Figure collection entries ->

⁂

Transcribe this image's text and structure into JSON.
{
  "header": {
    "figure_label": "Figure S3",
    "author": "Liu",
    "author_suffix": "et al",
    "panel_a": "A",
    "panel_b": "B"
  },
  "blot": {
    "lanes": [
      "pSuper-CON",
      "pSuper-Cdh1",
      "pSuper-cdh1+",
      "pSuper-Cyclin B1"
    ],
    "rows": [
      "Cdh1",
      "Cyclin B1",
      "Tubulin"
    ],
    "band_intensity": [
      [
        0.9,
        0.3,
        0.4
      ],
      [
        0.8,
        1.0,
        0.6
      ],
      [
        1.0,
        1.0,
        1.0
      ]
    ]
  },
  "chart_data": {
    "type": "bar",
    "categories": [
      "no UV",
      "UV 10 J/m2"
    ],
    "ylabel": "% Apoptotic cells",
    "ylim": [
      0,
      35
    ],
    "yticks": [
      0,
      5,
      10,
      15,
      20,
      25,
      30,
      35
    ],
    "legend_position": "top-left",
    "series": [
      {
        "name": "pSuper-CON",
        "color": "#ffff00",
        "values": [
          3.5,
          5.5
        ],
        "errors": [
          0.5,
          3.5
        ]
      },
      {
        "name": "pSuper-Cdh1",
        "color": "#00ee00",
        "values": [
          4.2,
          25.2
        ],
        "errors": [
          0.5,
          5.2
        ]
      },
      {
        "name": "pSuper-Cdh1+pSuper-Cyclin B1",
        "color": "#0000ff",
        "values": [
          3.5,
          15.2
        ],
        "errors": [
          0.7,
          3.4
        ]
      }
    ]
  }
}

⁂

What this task involves -> All entries should be transcribed verbatim.

Exercise result ->
Transcribe this image's text and structure into JSON.
{
  "header": {
    "figure_label": "Figure S3",
    "author": "Liu",
    "author_suffix": "et al",
    "panel_a": "A",
    "panel_b": "B"
  },
  "blot": {
    "lanes": [
      "pSuper-CON",
      "pSuper-Cdh1",
      "pSuper-cdh1+",
      "pSuper-Cyclin B1"
    ],
    "rows": [
      "Cdh1",
      "Cyclin B1",
      "Tubulin"
    ],
    "band_intensity": [
      [
        0.9,
        0.3,
        0.4
      ],
      [
        0.8,
        1.0,
        0.6
      ],
      [
        1.0,
        1.0,
        1.0
      ]
    ]
  },
  "chart_data": {
    "type": "bar",
    "categories": [
      "no UV",
      "UV 10 J/m2"
    ],
    "ylabel": "% Apoptotic cells",
    "ylim": [
      0,
      35
    ],
    "yticks": [
      0,
      5,
      10,
      15,
      20,
      25,
      30,
      35
    ],
    "legend_position": "top-left",
    "series": [
      {
        "name": "pSuper-CON",
        "color": "#ffff00",
        "values": [
          3.5,
          5.5
        ],
        "errors": [
          0.5,
          3.5
        ]
      },
      {
        "name": "pSuper-Cdh1",
        "color": "#00ee00",
        "values": [
          4.2,
          25.2
        ],
        "errors": [
          0.5,
          5.2
        ]
      },
      {
        "name": "pSuper-Cdh1+pSuper-Cyclin B1",
        "color": "#0000ff",
        "values": [
          3.5,
          15.2
        ],
        "errors": [
          0.7,
          3.4
        ]
      }
    ]
  }
}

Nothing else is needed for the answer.